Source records

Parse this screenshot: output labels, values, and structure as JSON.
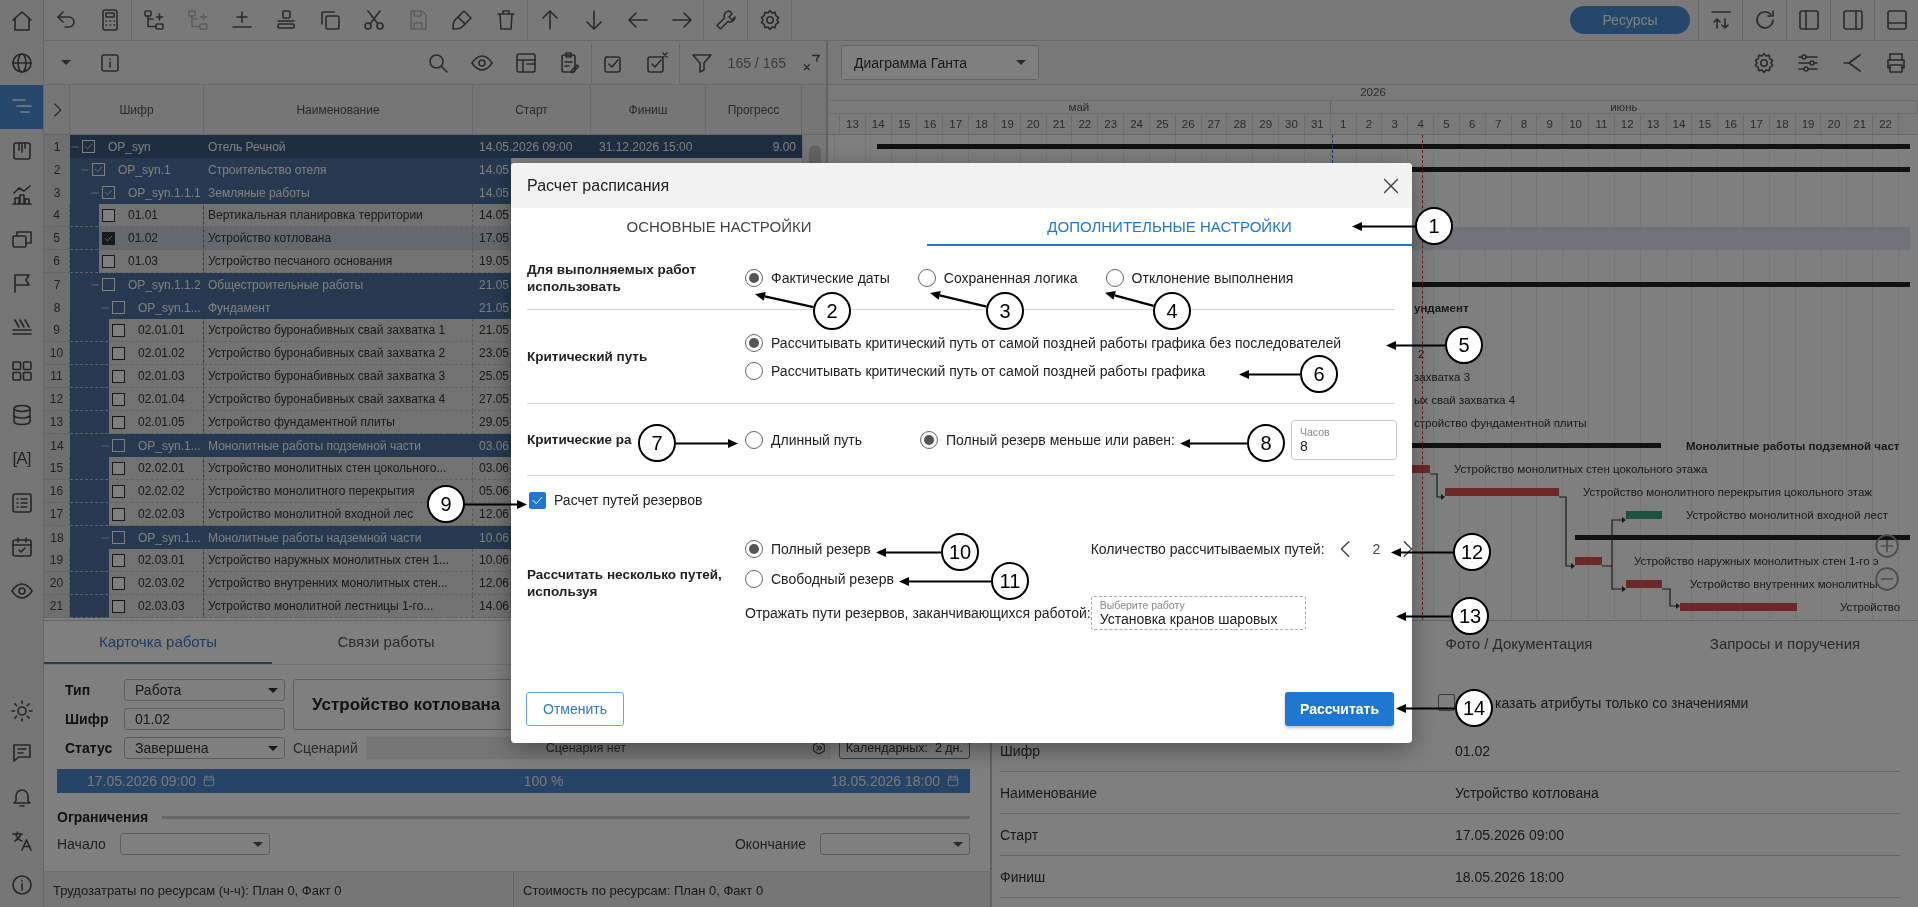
{
  "rail": {
    "items": [
      {
        "selected": false
      },
      {
        "selected": false
      },
      {
        "selected": true
      },
      {
        "selected": false
      },
      {
        "selected": false
      },
      {
        "selected": false
      },
      {
        "selected": false
      },
      {
        "selected": false
      },
      {
        "selected": false
      },
      {
        "selected": false
      },
      {
        "glyph": "[A]",
        "selected": false
      },
      {
        "selected": false
      },
      {
        "selected": false
      },
      {
        "selected": false
      }
    ]
  },
  "toolbar": {
    "buttons": [
      {
        "disabled": false
      },
      {
        "disabled": false
      },
      {
        "disabled": false
      },
      {
        "disabled": true
      },
      {
        "disabled": false
      },
      {
        "disabled": false
      },
      {
        "disabled": false
      },
      {
        "disabled": false
      },
      {
        "disabled": true
      },
      {
        "disabled": false
      },
      {
        "disabled": false
      },
      {
        "disabled": false
      },
      {
        "disabled": false
      },
      {
        "disabled": false
      },
      {
        "disabled": false
      },
      {
        "disabled": false
      },
      {
        "disabled": false
      }
    ],
    "resources_button": "Ресурсы"
  },
  "table_toolbar": {
    "filter_count": "165 / 165"
  },
  "table": {
    "columns": [
      "Шифр",
      "Наименование",
      "Старт",
      "Финиш",
      "Прогресс"
    ],
    "rows": [
      {
        "number": "1",
        "code": "OP_syn",
        "name": "Отель Речной",
        "start": "14.05.2026 09:00",
        "finish": "31.12.2026 15:00",
        "progress": "9.00",
        "checked": true,
        "selected": false,
        "expanded": true,
        "children": [
          {
            "number": "2",
            "code": "OP_syn.1",
            "name": "Строительство отеля",
            "start": "14.05",
            "checked": true,
            "selected": false,
            "expanded": true,
            "children": [
              {
                "number": "3",
                "code": "OP_syn.1.1.1",
                "name": "Земляные работы",
                "start": "14.05",
                "checked": true,
                "selected": false,
                "expanded": true,
                "children": [
                  {
                    "number": "4",
                    "code": "01.01",
                    "name": "Вертикальная планировка территории",
                    "start": "14.05",
                    "checked": false,
                    "selected": false
                  },
                  {
                    "number": "5",
                    "code": "01.02",
                    "name": "Устройство котлована",
                    "start": "17.05",
                    "checked": true,
                    "selected": true
                  },
                  {
                    "number": "6",
                    "code": "01.03",
                    "name": "Устройство песчаного основания",
                    "start": "19.05",
                    "checked": false,
                    "selected": false
                  }
                ]
              },
              {
                "number": "7",
                "code": "OP_syn.1.1.2",
                "name": "Общестроительные работы",
                "start": "21.05",
                "checked": false,
                "selected": false,
                "expanded": true,
                "children": [
                  {
                    "number": "8",
                    "code": "OP_syn.1...",
                    "name": "Фундамент",
                    "start": "21.05",
                    "checked": false,
                    "selected": false,
                    "expanded": true,
                    "children": [
                      {
                        "number": "9",
                        "code": "02.01.01",
                        "name": "Устройство буронабивных свай захватка 1",
                        "start": "21.05",
                        "checked": false,
                        "selected": false
                      },
                      {
                        "number": "10",
                        "code": "02.01.02",
                        "name": "Устройство буронабивных свай захватка 2",
                        "start": "23.05",
                        "checked": false,
                        "selected": false
                      },
                      {
                        "number": "11",
                        "code": "02.01.03",
                        "name": "Устройство буронабивных свай захватка 3",
                        "start": "25.05",
                        "checked": false,
                        "selected": false
                      },
                      {
                        "number": "12",
                        "code": "02.01.04",
                        "name": "Устройство буронабивных свай захватка 4",
                        "start": "27.05",
                        "checked": false,
                        "selected": false
                      },
                      {
                        "number": "13",
                        "code": "02.01.05",
                        "name": "Устройство фундаментной плиты",
                        "start": "29.05",
                        "checked": false,
                        "selected": false
                      }
                    ]
                  },
                  {
                    "number": "14",
                    "code": "OP_syn.1...",
                    "name": "Монолитные работы подземной части",
                    "start": "03.06",
                    "checked": false,
                    "selected": false,
                    "expanded": true,
                    "children": [
                      {
                        "number": "15",
                        "code": "02.02.01",
                        "name": "Устройство монолитных стен цокольного...",
                        "start": "03.06",
                        "checked": false,
                        "selected": false
                      },
                      {
                        "number": "16",
                        "code": "02.02.02",
                        "name": "Устройство монолитного перекрытия",
                        "start": "05.06",
                        "checked": false,
                        "selected": false
                      },
                      {
                        "number": "17",
                        "code": "02.02.03",
                        "name": "Устройство монолитной входной лес",
                        "start": "12.06",
                        "checked": false,
                        "selected": false
                      }
                    ]
                  },
                  {
                    "number": "18",
                    "code": "OP_syn.1...",
                    "name": "Монолитные работы надземной части",
                    "start": "10.06",
                    "checked": false,
                    "selected": false,
                    "expanded": true,
                    "children": [
                      {
                        "number": "19",
                        "code": "02.03.01",
                        "name": "Устройство наружных монолитных стен 1...",
                        "start": "10.06",
                        "checked": false,
                        "selected": false
                      },
                      {
                        "number": "20",
                        "code": "02.03.02",
                        "name": "Устройство внутренних монолитных стен...",
                        "start": "12.06",
                        "checked": false,
                        "selected": false
                      },
                      {
                        "number": "21",
                        "code": "02.03.03",
                        "name": "Устройство монолитной лестницы 1-го...",
                        "start": "14.06",
                        "checked": false,
                        "selected": false
                      }
                    ]
                  }
                ]
              }
            ]
          }
        ]
      }
    ]
  },
  "gantt_toolbar": {
    "view": "Диаграмма Ганта"
  },
  "gantt": {
    "year": "2026",
    "months": [
      {
        "label": "май",
        "days": [
          "13",
          "14",
          "15",
          "16",
          "17",
          "18",
          "19",
          "20",
          "21",
          "22",
          "23",
          "24",
          "25",
          "26",
          "27",
          "28",
          "29",
          "30",
          "31"
        ]
      },
      {
        "label": "июнь",
        "days": [
          "1",
          "2",
          "3",
          "4",
          "5",
          "6",
          "7",
          "8",
          "9",
          "10",
          "11",
          "12",
          "13",
          "14",
          "15",
          "16",
          "17",
          "18",
          "19",
          "20",
          "21",
          "22"
        ]
      }
    ],
    "items": [
      {
        "kind": "summary"
      },
      {
        "kind": "summary"
      },
      {
        "kind": "summary"
      },
      {
        "kind": "summary",
        "label": "ундамент"
      },
      {
        "kind": "task",
        "label": "2"
      },
      {
        "kind": "task",
        "label": "захватка 3"
      },
      {
        "kind": "task",
        "label": "ых свай захватка 4"
      },
      {
        "kind": "task",
        "label": "стройство фундаментной плиты"
      },
      {
        "kind": "summary",
        "label": "Монолитные работы подземной част"
      },
      {
        "kind": "critical",
        "label": "Устройство монолитных стен цокольного этажа"
      },
      {
        "kind": "critical",
        "label": "Устройство монолитного перекрытия цокольного этаж"
      },
      {
        "kind": "normal",
        "label": "Устройство монолитной входной лест"
      },
      {
        "kind": "summary"
      },
      {
        "kind": "critical",
        "label": "Устройство наружных монолитных стен 1-го э"
      },
      {
        "kind": "critical",
        "label": "Устройство внутренних монолитны"
      },
      {
        "kind": "critical",
        "label": "Устройство"
      }
    ]
  },
  "work_card": {
    "tabs": [
      {
        "label": "Карточка работы",
        "selected": true
      },
      {
        "label": "Связи работы",
        "selected": false
      }
    ],
    "type_label": "Тип",
    "type": "Работа",
    "code_label": "Шифр",
    "code": "01.02",
    "name": "Устройство котлована",
    "status_label": "Статус",
    "status": "Завершена",
    "scenario_label": "Сценарий",
    "scenario": "Сценария нет",
    "calendar": "Календарных:  2 дн.",
    "start": "17.05.2026 09:00",
    "progress": "100 %",
    "level": 1,
    "finish": "18.05.2026 18:00",
    "constraints_title": "Ограничения",
    "start_constraint_label": "Начало",
    "finish_constraint_label": "Окончание",
    "labor": "Трудозатраты по ресурсам (ч-ч): План 0, Факт 0",
    "cost": "Стоимость по ресурсам: План 0, Факт 0"
  },
  "details": {
    "tabs": [
      {
        "label": "Фото / Документация",
        "selected": false
      },
      {
        "label": "Запросы и поручения",
        "selected": false
      }
    ],
    "only_filled": {
      "label": "казать атрибуты только со значениями",
      "checked": false
    },
    "properties": [
      {
        "name": "Шифр",
        "value": "01.02"
      },
      {
        "name": "Наименование",
        "value": "Устройство котлована"
      },
      {
        "name": "Старт",
        "value": "17.05.2026 09:00"
      },
      {
        "name": "Финиш",
        "value": "18.05.2026 18:00"
      }
    ]
  },
  "dialog": {
    "title": "Расчет расписания",
    "tabs": [
      {
        "label": "ОСНОВНЫЕ НАСТРОЙКИ",
        "selected": false
      },
      {
        "label": "ДОПОЛНИТЕЛЬНЫЕ НАСТРОЙКИ",
        "selected": true
      }
    ],
    "use_for_in_progress": {
      "label": "Для выполняемых работ использовать",
      "options": [
        {
          "label": "Фактические даты",
          "selected": true
        },
        {
          "label": "Сохраненная логика",
          "selected": false
        },
        {
          "label": "Отклонение выполнения",
          "selected": false
        }
      ]
    },
    "critical_path": {
      "label": "Критический путь",
      "options": [
        {
          "label": "Рассчитывать критический путь от самой поздней работы графика без последователей",
          "selected": true
        },
        {
          "label": "Рассчитывать критический путь от самой поздней работы графика",
          "selected": false
        }
      ]
    },
    "critical_tasks": {
      "label": "Критические ра",
      "options": [
        {
          "label": "Длинный путь",
          "selected": false
        },
        {
          "label": "Полный резерв меньше или равен:",
          "selected": true
        }
      ],
      "hours": {
        "label": "Часов",
        "value": "8"
      }
    },
    "float_paths": {
      "label": "Расчет путей резервов",
      "checked": true
    },
    "multiple_paths": {
      "label": "Рассчитать несколько путей, используя",
      "options": [
        {
          "label": "Полный резерв",
          "selected": true
        },
        {
          "label": "Свободный резерв",
          "selected": false
        }
      ],
      "count_label": "Количество рассчитываемых путей:",
      "count": "2",
      "end_label": "Отражать пути резервов, заканчивающихся работой:",
      "end_task": {
        "label": "Выберите работу",
        "value": "Установка кранов шаровых"
      }
    },
    "buttons": [
      {
        "label": "Отменить",
        "kind": "secondary"
      },
      {
        "label": "Рассчитать",
        "kind": "primary"
      }
    ]
  },
  "callouts": [
    "1",
    "2",
    "3",
    "4",
    "5",
    "6",
    "7",
    "8",
    "9",
    "10",
    "11",
    "12",
    "13",
    "14"
  ]
}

▶ SET EXERCISE
Show all lines from the records above where the word "буронабивных" occurs.

▶ OUTPUT OF THE TASK
                        "name": "Устройство буронабивных свай захватка 1",
                        "name": "Устройство буронабивных свай захватка 2",
                        "name": "Устройство буронабивных свай захватка 3",
                        "name": "Устройство буронабивных свай захватка 4",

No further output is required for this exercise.